* Directive *
Print all entries word for word.

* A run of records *
>> Begin

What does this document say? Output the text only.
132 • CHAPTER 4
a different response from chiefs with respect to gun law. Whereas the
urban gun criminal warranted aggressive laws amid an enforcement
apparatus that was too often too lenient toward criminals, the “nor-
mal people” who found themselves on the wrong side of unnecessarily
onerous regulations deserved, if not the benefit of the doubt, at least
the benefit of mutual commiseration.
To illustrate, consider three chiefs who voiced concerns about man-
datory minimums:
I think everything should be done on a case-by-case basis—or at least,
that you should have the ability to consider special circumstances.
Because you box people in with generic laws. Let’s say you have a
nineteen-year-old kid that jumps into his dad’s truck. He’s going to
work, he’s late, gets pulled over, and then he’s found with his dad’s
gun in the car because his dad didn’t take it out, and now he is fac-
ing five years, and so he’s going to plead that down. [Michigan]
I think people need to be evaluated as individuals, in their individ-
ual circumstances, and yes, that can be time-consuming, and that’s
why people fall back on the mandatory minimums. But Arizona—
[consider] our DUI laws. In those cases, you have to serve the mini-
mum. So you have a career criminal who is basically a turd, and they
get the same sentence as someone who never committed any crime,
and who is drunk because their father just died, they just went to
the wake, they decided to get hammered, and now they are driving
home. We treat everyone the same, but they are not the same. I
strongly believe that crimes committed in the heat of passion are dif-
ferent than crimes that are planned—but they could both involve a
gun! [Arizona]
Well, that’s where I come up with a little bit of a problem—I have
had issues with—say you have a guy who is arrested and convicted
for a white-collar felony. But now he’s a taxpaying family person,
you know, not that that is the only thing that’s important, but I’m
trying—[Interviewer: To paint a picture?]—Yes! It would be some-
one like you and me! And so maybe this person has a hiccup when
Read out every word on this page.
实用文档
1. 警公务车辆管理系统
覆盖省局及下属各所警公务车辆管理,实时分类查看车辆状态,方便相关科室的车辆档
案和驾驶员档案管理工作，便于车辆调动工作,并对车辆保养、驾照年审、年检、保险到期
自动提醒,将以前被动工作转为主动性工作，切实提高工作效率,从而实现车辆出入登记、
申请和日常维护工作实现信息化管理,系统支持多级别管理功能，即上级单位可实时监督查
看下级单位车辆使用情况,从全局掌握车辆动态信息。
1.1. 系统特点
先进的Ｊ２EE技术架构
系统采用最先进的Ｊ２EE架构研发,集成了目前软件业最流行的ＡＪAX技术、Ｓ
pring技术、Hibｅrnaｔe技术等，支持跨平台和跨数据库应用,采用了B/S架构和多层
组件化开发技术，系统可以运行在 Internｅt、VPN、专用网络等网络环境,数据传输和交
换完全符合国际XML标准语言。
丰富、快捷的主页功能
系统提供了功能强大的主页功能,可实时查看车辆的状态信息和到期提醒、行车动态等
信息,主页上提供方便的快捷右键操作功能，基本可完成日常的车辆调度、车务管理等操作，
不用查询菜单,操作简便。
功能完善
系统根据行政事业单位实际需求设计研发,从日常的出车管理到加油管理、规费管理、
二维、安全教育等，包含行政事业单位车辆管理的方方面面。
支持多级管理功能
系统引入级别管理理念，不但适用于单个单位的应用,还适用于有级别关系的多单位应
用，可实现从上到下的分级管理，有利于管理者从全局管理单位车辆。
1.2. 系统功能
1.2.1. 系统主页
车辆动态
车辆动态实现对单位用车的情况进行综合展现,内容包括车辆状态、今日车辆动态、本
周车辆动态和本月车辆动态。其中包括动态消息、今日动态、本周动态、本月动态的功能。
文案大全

>> End

* Final answer *
What does this document say? Output the text only.
132 • CHAPTER 4
a different response from chiefs with respect to gun law. Whereas the
urban gun criminal warranted aggressive laws amid an enforcement
apparatus that was too often too lenient toward criminals, the “nor-
mal people” who found themselves on the wrong side of unnecessarily
onerous regulations deserved, if not the benefit of the doubt, at least
the benefit of mutual commiseration.
To illustrate, consider three chiefs who voiced concerns about man-
datory minimums:
I think everything should be done on a case-by-case basis—or at least,
that you should have the ability to consider special circumstances.
Because you box people in with generic laws. Let’s say you have a
nineteen-year-old kid that jumps into his dad’s truck. He’s going to
work, he’s late, gets pulled over, and then he’s found with his dad’s
gun in the car because his dad didn’t take it out, and now he is fac-
ing five years, and so he’s going to plead that down. [Michigan]
I think people need to be evaluated as individuals, in their individ-
ual circumstances, and yes, that can be time-consuming, and that’s
why people fall back on the mandatory minimums. But Arizona—
[consider] our DUI laws. In those cases, you have to serve the mini-
mum. So you have a career criminal who is basically a turd, and they
get the same sentence as someone who never committed any crime,
and who is drunk because their father just died, they just went to
the wake, they decided to get hammered, and now they are driving
home. We treat everyone the same, but they are not the same. I
strongly believe that crimes committed in the heat of passion are dif-
ferent than crimes that are planned—but they could both involve a
gun! [Arizona]
Well, that’s where I come up with a little bit of a problem—I have
had issues with—say you have a guy who is arrested and convicted
for a white-collar felony. But now he’s a taxpaying family person,
you know, not that that is the only thing that’s important, but I’m
trying—[Interviewer: To paint a picture?]—Yes! It would be some-
one like you and me! And so maybe this person has a hiccup when
Read out every word on this page.
实用文档
1. 警公务车辆管理系统
覆盖省局及下属各所警公务车辆管理,实时分类查看车辆状态,方便相关科室的车辆档
案和驾驶员档案管理工作，便于车辆调动工作,并对车辆保养、驾照年审、年检、保险到期
自动提醒,将以前被动工作转为主动性工作，切实提高工作效率,从而实现车辆出入登记、
申请和日常维护工作实现信息化管理,系统支持多级别管理功能，即上级单位可实时监督查
看下级单位车辆使用情况,从全局掌握车辆动态信息。
1.1. 系统特点
先进的Ｊ２EE技术架构
系统采用最先进的Ｊ２EE架构研发,集成了目前软件业最流行的ＡＪAX技术、Ｓ
pring技术、Hibｅrnaｔe技术等，支持跨平台和跨数据库应用,采用了B/S架构和多层
组件化开发技术，系统可以运行在 Internｅt、VPN、专用网络等网络环境,数据传输和交
换完全符合国际XML标准语言。
丰富、快捷的主页功能
系统提供了功能强大的主页功能,可实时查看车辆的状态信息和到期提醒、行车动态等
信息,主页上提供方便的快捷右键操作功能，基本可完成日常的车辆调度、车务管理等操作，
不用查询菜单,操作简便。
功能完善
系统根据行政事业单位实际需求设计研发,从日常的出车管理到加油管理、规费管理、
二维、安全教育等，包含行政事业单位车辆管理的方方面面。
支持多级管理功能
系统引入级别管理理念，不但适用于单个单位的应用,还适用于有级别关系的多单位应
用，可实现从上到下的分级管理，有利于管理者从全局管理单位车辆。
1.2. 系统功能
1.2.1. 系统主页
车辆动态
车辆动态实现对单位用车的情况进行综合展现,内容包括车辆状态、今日车辆动态、本
周车辆动态和本月车辆动态。其中包括动态消息、今日动态、本周动态、本月动态的功能。
文案大全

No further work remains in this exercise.